» Short task
Pick out all lines with the word "name" from the records that follow.

[Entries from a dataset]
*-*-*

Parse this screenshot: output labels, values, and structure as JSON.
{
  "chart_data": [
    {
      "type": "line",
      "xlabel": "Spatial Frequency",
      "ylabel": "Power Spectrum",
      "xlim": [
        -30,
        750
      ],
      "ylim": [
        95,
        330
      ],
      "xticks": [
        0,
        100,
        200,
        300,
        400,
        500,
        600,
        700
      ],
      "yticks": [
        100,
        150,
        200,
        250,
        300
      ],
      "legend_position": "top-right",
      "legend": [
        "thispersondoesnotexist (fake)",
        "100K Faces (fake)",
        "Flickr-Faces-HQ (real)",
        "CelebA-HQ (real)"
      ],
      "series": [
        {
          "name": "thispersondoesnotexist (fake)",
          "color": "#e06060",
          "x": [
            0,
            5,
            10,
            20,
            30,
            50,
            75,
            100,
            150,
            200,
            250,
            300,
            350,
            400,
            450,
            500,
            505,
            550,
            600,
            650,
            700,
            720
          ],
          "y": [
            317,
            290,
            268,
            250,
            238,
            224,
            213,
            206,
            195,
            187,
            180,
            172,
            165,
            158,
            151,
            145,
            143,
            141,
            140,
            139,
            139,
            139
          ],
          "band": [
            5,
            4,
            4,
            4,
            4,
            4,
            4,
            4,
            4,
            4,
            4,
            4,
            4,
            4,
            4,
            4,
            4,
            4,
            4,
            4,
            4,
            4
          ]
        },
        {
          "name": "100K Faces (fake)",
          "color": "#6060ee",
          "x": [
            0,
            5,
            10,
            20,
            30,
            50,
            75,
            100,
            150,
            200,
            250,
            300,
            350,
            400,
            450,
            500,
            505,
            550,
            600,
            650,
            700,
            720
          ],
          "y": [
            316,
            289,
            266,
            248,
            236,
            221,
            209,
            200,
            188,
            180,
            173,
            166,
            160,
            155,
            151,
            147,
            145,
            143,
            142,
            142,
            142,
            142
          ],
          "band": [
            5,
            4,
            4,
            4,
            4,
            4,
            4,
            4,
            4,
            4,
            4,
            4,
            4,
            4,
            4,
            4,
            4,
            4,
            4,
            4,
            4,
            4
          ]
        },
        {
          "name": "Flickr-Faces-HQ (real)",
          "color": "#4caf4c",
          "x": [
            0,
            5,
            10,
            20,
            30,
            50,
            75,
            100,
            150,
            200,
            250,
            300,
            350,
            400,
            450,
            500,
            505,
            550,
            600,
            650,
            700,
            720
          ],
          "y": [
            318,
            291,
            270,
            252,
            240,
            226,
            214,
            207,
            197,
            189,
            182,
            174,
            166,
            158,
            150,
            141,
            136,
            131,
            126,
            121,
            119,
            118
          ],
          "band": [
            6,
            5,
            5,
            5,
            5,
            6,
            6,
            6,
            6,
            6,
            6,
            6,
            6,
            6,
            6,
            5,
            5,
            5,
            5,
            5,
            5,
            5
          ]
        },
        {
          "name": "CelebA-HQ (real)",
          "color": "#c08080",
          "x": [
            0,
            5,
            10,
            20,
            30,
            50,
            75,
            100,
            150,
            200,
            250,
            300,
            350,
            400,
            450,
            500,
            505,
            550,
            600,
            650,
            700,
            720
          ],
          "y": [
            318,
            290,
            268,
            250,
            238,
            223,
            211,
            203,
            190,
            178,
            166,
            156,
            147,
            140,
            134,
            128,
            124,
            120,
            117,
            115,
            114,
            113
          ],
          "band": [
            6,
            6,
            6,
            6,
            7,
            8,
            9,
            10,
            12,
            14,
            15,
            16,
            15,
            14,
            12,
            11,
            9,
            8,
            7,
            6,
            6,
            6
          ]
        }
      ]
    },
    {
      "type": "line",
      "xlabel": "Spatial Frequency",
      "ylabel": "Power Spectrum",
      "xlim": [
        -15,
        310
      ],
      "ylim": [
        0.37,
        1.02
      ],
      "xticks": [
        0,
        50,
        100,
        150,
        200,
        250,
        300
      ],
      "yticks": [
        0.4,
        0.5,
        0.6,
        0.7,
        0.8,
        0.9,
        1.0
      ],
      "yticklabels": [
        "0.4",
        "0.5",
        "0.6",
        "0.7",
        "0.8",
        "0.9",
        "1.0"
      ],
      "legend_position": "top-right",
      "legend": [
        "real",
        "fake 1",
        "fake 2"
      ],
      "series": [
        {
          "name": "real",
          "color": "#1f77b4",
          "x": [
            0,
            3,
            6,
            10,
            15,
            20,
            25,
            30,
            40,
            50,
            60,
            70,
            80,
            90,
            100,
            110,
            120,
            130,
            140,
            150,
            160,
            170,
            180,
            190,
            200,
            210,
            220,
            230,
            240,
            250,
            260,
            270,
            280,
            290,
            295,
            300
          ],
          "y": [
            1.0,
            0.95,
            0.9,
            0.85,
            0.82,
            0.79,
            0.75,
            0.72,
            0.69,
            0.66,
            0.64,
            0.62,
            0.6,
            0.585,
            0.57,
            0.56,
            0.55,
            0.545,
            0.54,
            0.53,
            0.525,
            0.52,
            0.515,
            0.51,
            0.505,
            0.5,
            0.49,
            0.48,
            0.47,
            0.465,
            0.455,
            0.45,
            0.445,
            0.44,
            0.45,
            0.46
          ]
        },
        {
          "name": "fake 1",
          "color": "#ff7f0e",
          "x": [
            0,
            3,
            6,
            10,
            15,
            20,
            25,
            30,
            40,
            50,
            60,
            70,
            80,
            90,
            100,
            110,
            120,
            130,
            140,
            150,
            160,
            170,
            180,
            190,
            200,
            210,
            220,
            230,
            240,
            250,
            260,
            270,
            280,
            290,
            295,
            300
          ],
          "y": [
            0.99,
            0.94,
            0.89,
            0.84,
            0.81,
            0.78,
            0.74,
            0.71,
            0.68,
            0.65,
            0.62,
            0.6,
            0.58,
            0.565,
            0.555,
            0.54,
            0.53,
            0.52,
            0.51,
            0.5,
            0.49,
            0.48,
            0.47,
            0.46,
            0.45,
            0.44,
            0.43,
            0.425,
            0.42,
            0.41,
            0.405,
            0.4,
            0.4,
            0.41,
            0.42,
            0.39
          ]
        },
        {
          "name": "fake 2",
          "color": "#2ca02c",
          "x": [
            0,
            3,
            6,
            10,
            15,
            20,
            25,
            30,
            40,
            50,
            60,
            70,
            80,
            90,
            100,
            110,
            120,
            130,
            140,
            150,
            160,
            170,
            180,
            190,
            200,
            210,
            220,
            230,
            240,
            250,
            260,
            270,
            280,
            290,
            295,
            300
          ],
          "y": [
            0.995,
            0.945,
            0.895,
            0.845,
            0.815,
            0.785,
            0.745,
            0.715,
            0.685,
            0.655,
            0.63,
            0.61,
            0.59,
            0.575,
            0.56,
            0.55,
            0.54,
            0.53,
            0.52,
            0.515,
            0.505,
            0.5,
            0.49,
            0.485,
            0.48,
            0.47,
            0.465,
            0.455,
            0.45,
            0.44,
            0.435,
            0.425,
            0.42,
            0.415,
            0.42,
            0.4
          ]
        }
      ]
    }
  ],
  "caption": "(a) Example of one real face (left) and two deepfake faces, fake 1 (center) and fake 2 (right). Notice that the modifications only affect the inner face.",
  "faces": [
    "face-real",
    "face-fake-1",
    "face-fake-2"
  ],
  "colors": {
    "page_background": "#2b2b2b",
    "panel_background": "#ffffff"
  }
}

*-*-*

» Task answer
          "name": "thispersondoesnotexist (fake)",
          "name": "100K Faces (fake)",
          "name": "Flickr-Faces-HQ (real)",
          "name": "CelebA-HQ (real)",
          "name": "real",
          "name": "fake 1",
          "name": "fake 2",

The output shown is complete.